• [Exercise requirements]
State how many lines in the entries below contain "this". Write nothing but the number.

Excerpts from a figure dataset
■ ■ ■

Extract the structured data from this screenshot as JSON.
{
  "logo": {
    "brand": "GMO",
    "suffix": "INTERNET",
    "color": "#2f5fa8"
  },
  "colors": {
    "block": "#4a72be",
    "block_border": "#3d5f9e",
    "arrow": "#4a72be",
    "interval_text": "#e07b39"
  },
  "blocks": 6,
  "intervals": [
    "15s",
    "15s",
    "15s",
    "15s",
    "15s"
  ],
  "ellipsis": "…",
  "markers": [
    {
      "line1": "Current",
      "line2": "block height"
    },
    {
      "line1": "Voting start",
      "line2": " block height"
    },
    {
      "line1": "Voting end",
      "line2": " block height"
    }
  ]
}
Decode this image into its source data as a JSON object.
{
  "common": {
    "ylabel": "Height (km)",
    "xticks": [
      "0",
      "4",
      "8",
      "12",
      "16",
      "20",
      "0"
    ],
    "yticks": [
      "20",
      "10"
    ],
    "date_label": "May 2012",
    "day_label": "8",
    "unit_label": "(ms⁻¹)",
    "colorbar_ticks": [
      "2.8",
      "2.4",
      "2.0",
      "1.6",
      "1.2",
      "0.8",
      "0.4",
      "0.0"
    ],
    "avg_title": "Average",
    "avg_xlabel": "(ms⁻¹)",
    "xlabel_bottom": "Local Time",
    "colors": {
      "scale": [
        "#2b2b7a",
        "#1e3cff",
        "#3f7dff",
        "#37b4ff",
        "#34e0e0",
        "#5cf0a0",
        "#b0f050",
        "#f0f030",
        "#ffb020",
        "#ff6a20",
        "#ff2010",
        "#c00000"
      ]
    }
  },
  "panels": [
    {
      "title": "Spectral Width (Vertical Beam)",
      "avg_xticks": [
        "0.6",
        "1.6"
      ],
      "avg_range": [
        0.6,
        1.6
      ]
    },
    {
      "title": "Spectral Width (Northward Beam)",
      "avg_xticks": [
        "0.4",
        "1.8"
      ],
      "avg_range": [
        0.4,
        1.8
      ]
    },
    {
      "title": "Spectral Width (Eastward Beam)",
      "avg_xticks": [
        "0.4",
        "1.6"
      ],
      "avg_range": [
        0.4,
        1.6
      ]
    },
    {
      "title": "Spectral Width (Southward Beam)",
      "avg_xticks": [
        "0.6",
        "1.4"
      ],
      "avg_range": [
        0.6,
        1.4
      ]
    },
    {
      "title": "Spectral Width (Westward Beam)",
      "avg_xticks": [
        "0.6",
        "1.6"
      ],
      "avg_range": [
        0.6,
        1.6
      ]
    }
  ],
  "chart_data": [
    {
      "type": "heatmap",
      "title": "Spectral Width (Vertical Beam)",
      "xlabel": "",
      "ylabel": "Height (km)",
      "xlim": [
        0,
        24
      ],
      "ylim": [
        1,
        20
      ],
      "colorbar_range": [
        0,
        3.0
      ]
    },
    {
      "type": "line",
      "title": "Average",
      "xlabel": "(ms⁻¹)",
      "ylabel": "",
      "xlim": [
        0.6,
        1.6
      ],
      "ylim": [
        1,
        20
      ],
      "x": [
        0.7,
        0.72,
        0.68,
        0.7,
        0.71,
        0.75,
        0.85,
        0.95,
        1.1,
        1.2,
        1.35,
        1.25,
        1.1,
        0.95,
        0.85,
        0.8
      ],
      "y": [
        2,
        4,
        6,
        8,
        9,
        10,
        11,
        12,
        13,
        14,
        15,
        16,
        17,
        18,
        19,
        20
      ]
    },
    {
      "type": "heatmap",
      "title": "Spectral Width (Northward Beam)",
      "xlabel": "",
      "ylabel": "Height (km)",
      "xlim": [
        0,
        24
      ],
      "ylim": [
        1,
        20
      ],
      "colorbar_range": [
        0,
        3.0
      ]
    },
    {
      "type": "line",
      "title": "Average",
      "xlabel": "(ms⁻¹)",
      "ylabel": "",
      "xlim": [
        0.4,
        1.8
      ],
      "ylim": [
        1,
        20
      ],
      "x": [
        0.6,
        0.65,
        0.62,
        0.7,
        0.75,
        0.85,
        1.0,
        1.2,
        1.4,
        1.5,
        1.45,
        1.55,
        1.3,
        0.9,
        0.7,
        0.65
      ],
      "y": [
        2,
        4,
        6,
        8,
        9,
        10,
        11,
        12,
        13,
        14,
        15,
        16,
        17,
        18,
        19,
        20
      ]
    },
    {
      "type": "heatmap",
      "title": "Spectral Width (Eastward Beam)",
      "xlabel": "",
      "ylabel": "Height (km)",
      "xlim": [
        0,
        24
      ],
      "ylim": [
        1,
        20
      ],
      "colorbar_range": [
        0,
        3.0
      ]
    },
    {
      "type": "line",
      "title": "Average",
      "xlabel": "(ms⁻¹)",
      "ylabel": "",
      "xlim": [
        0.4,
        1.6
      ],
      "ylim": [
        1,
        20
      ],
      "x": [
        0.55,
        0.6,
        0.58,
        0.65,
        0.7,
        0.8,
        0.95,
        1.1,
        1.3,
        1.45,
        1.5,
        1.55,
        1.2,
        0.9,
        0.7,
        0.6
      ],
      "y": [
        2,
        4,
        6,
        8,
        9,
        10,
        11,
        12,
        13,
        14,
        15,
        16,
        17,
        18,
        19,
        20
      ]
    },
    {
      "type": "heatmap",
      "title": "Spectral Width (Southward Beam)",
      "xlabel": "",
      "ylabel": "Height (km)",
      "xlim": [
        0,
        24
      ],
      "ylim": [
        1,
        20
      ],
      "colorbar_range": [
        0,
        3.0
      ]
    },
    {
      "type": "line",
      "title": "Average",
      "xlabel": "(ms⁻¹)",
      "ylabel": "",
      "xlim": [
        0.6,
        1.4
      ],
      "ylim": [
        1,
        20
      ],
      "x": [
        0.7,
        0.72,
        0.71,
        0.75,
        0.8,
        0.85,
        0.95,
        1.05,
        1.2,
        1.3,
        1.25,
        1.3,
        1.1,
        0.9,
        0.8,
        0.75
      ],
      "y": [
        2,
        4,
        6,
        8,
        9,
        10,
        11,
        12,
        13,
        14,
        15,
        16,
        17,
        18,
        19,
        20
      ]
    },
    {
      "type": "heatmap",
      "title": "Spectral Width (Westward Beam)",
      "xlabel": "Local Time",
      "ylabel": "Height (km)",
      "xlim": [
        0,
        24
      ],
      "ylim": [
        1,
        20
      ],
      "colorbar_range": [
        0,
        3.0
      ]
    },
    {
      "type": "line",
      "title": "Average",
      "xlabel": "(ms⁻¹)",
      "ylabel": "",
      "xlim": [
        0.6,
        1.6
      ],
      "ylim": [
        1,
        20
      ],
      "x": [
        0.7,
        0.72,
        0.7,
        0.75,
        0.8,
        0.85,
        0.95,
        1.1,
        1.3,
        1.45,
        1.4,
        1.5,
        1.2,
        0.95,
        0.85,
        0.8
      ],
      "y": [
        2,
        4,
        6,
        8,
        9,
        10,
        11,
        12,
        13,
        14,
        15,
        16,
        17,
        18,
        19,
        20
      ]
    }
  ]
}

■ ■ ■

• [Task answer]
2